**EXERCISE**.
Count the lines below that contain the word "Силиконовый", and reply with only that number.

**RECORDS PROVIDED**.
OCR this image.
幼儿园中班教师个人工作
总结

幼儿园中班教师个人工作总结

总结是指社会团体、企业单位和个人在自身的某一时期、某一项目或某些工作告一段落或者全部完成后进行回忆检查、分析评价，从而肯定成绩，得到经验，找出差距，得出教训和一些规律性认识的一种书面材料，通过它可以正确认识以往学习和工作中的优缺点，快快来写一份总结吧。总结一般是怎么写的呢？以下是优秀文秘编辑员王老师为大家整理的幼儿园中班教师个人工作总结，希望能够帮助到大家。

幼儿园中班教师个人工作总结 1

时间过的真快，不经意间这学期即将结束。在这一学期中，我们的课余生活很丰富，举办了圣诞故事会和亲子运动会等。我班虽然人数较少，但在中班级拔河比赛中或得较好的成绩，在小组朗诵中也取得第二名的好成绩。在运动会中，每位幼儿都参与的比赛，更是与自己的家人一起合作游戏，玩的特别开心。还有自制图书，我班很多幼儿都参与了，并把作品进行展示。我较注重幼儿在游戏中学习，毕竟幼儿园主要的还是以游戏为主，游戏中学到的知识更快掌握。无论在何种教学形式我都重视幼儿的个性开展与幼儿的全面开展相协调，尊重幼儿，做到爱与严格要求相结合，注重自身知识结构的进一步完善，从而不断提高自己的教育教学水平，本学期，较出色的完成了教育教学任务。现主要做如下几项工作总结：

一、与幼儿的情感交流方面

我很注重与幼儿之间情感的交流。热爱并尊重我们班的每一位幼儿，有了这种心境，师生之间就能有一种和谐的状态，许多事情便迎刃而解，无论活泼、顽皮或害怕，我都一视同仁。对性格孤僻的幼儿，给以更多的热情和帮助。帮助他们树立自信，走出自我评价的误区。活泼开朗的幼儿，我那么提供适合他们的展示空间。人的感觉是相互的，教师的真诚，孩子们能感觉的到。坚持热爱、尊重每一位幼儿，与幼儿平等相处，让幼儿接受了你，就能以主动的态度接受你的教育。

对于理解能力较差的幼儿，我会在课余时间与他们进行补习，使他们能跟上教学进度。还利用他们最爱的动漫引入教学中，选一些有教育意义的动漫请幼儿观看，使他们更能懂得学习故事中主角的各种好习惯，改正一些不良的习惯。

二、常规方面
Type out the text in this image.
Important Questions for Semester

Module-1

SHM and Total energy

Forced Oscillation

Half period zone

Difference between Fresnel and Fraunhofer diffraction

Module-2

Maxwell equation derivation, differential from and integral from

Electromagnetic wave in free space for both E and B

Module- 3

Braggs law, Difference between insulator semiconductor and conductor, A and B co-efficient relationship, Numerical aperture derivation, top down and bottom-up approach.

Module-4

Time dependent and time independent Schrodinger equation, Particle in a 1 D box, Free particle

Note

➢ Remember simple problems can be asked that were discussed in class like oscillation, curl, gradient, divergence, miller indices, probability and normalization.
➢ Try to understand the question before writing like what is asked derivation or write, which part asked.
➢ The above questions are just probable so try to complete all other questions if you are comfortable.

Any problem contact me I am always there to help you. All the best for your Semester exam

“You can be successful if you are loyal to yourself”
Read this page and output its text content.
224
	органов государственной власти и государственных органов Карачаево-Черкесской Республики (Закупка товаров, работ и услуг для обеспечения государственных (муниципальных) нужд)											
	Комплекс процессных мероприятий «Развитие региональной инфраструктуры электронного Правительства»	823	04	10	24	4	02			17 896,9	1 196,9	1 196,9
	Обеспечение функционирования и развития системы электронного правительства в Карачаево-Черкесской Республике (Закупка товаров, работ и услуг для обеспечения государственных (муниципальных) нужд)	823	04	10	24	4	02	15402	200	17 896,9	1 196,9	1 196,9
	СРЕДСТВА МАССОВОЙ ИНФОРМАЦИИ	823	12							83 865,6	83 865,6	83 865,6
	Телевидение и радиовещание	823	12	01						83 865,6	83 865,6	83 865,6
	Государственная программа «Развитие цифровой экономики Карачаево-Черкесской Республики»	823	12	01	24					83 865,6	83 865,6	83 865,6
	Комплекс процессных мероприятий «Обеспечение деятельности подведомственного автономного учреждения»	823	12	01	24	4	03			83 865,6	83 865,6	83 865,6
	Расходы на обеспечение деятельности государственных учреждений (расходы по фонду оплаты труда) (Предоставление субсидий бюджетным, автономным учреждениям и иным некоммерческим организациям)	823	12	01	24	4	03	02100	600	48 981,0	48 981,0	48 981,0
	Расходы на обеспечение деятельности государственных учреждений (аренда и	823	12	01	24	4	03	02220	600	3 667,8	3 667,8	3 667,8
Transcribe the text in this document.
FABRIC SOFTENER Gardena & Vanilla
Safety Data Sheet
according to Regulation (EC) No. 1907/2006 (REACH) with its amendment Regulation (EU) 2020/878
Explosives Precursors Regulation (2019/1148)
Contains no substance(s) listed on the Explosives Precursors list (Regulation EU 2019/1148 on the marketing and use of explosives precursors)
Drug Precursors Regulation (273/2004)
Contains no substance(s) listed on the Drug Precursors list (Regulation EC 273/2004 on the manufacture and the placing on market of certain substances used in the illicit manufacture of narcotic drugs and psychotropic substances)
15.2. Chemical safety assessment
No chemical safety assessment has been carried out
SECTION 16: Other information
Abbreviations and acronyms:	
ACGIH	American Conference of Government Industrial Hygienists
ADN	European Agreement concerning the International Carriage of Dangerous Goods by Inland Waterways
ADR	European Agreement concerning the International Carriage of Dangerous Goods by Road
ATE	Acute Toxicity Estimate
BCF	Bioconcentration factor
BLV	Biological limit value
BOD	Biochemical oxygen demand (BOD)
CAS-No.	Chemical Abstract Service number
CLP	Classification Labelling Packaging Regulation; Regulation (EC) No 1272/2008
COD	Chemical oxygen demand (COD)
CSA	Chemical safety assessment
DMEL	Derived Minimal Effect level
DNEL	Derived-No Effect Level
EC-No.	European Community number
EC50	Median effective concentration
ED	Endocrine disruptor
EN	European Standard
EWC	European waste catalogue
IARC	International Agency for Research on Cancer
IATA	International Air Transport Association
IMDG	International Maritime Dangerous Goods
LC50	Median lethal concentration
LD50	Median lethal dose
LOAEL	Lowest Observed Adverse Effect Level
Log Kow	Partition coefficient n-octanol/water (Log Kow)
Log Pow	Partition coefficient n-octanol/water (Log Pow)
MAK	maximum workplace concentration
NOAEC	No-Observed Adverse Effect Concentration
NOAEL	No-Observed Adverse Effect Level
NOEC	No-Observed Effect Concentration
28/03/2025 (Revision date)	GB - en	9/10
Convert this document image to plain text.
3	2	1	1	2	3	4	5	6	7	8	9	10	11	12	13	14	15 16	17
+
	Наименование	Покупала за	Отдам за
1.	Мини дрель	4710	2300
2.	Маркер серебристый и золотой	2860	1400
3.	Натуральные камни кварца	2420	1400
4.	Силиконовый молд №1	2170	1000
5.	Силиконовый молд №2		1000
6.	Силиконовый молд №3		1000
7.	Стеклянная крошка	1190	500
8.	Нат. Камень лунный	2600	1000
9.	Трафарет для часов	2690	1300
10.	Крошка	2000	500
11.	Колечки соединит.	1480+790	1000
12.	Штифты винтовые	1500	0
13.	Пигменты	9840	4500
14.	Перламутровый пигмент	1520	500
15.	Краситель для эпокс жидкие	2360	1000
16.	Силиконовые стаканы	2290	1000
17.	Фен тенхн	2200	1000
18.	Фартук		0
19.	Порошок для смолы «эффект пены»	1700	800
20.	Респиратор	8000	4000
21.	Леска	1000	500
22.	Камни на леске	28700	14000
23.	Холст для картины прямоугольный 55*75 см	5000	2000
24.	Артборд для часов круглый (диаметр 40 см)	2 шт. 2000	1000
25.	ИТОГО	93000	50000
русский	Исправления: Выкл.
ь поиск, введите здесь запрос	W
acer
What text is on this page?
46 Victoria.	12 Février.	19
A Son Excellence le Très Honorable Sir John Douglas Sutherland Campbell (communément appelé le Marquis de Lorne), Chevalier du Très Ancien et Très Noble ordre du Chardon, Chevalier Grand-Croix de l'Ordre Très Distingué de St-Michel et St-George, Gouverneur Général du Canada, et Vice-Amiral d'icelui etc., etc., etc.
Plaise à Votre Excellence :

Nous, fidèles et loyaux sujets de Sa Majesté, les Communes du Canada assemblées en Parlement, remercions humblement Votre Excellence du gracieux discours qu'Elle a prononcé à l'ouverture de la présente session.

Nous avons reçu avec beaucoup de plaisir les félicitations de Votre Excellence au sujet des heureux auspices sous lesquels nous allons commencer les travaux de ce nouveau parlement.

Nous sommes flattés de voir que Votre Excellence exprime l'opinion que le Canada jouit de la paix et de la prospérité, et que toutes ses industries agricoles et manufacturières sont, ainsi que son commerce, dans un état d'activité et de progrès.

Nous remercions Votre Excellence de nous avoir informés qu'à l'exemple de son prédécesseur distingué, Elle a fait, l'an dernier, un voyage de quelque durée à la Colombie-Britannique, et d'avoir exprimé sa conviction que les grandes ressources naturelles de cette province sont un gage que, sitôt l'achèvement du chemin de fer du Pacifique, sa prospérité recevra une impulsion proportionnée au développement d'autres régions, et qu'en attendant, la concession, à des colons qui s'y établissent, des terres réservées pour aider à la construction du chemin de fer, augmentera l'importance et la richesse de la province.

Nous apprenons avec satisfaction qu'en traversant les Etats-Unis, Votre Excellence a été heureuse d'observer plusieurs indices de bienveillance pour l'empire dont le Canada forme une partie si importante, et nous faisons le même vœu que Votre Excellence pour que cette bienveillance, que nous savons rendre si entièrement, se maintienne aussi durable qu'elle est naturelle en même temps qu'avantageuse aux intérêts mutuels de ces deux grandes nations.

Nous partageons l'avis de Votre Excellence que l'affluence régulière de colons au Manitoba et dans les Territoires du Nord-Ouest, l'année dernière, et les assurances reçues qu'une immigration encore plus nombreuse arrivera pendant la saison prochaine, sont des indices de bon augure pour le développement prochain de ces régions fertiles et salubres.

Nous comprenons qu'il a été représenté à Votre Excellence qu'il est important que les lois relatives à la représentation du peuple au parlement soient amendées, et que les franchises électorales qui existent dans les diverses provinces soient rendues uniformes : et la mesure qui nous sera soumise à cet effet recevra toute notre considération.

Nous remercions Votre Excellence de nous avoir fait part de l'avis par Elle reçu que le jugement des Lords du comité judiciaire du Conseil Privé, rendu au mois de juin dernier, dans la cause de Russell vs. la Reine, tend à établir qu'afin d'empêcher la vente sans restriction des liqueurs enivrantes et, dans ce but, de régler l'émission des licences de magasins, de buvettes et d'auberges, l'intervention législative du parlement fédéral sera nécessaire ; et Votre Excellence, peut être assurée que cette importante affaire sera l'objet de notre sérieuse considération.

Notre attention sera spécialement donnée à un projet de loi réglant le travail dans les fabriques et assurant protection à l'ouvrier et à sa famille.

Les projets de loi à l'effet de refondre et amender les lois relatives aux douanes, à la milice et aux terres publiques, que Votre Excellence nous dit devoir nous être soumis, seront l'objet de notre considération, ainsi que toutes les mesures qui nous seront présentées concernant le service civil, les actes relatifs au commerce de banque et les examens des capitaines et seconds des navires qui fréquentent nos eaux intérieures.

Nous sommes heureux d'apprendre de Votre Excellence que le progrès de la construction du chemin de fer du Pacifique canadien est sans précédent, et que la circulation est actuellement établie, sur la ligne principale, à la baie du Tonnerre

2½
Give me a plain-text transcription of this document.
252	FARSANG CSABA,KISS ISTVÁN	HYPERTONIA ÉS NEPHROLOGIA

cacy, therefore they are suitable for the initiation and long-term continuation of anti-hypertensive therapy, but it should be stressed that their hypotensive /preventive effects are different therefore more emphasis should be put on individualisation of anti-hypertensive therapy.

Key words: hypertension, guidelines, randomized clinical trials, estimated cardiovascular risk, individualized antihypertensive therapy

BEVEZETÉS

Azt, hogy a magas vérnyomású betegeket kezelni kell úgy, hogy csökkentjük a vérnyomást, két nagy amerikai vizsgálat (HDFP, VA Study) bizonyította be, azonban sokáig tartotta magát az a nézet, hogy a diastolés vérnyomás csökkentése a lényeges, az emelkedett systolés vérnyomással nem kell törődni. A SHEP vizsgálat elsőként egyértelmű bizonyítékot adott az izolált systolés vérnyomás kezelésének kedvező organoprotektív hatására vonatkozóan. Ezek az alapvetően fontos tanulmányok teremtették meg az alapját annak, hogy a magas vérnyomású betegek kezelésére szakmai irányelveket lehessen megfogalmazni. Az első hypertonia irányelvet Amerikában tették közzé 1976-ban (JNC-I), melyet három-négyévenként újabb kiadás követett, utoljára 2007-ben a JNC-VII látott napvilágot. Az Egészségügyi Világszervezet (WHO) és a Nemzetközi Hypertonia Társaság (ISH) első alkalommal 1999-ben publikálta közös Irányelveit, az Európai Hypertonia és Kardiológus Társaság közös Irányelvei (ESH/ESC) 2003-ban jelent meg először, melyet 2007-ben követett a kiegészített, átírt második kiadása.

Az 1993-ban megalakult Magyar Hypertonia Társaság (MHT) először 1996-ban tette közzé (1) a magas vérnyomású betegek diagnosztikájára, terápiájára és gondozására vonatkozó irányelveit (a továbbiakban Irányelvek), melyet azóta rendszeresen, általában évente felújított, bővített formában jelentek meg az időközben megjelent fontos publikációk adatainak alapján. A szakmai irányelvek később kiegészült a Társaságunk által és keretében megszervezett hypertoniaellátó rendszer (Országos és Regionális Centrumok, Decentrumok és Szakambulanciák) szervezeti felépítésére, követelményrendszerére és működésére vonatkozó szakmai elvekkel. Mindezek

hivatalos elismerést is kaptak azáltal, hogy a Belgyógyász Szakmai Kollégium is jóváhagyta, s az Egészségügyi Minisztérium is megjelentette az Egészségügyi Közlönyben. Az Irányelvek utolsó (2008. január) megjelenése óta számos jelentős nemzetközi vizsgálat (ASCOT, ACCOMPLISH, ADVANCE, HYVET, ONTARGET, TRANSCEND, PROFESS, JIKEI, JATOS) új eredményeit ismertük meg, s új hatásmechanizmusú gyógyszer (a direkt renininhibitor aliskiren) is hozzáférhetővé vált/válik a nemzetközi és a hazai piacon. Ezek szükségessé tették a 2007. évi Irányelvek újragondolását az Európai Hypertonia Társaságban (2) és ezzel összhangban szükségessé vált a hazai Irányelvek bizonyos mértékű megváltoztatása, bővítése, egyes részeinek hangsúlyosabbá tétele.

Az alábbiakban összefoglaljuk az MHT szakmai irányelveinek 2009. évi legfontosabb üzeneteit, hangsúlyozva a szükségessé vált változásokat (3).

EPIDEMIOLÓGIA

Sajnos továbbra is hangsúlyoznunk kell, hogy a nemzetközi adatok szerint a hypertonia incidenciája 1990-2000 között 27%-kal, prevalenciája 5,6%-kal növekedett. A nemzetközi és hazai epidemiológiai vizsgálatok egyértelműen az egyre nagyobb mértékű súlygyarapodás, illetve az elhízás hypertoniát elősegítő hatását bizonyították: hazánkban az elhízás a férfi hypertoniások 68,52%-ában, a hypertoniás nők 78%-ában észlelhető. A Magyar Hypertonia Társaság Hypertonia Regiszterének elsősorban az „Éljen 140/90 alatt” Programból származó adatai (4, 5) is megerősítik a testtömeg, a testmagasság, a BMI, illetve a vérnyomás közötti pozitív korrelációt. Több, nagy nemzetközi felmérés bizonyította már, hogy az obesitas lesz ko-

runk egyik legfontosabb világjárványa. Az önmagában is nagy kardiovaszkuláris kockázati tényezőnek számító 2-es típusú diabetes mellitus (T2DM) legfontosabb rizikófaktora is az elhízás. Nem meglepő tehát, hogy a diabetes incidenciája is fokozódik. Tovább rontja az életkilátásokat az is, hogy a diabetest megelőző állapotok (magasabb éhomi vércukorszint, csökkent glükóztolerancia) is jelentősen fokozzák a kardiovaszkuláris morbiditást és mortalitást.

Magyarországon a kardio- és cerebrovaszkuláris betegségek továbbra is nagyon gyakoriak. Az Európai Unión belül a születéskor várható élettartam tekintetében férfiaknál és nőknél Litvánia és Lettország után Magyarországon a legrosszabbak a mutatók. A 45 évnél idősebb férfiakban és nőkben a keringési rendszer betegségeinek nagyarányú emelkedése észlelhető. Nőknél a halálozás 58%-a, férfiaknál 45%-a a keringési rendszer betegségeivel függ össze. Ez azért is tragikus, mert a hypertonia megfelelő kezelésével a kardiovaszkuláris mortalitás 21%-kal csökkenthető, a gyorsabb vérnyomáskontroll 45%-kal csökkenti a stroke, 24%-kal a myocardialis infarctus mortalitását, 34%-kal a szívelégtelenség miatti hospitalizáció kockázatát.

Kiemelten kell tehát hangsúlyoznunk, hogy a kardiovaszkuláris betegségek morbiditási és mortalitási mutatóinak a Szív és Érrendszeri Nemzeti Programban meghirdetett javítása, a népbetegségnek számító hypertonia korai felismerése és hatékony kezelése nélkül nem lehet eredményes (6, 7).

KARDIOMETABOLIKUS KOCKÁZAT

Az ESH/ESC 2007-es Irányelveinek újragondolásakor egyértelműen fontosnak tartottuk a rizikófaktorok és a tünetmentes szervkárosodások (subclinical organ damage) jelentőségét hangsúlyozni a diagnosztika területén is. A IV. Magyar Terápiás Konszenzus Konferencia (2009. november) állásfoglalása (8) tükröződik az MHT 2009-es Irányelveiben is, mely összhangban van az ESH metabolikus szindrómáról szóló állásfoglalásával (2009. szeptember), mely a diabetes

**SOLUTION TO THIS PROBLEM**.
3